## Dataset
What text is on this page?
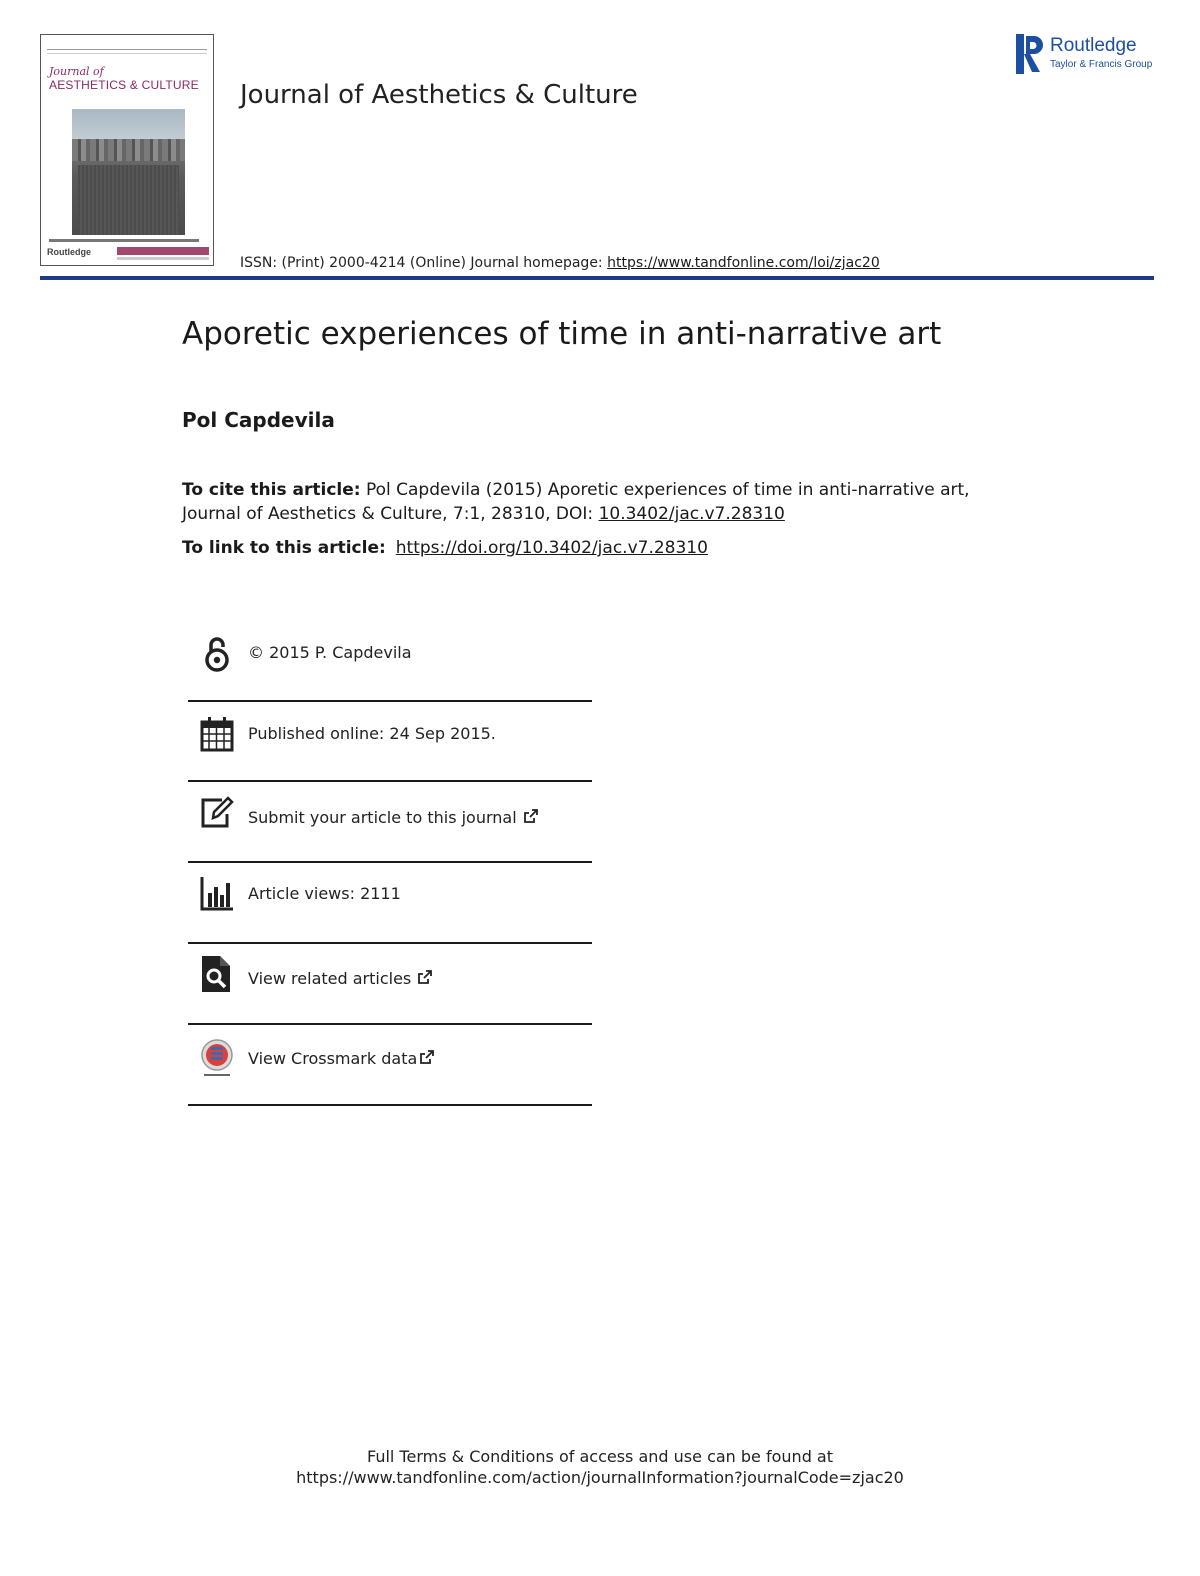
Journal of
AESTHETICS & CULTURE
Routledge
Journal of Aesthetics & Culture
Routledge
Taylor & Francis Group
ISSN: (Print) 2000-4214 (Online) Journal homepage: https://www.tandfonline.com/loi/zjac20
Aporetic experiences of time in anti-narrative art
Pol Capdevila
To cite this article: Pol Capdevila (2015) Aporetic experiences of time in anti-narrative art, Journal of Aesthetics & Culture, 7:1, 28310, DOI: 10.3402/jac.v7.28310
To link to this article: https://doi.org/10.3402/jac.v7.28310
© 2015 P. Capdevila
Published online: 24 Sep 2015.
Submit your article to this journal
Article views: 2111
View related articles
View Crossmark data
Full Terms & Conditions of access and use can be found at
https://www.tandfonline.com/action/journalInformation?journalCode=zjac20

## Problem description
List all lines above in which the string "time" appears.

## The completed task
Aporetic experiences of time in anti-narrative art
To cite this article: Pol Capdevila (2015) Aporetic experiences of time in anti-narrative art, Journal of Aesthetics & Culture, 7:1, 28310, DOI: 10.3402/jac.v7.28310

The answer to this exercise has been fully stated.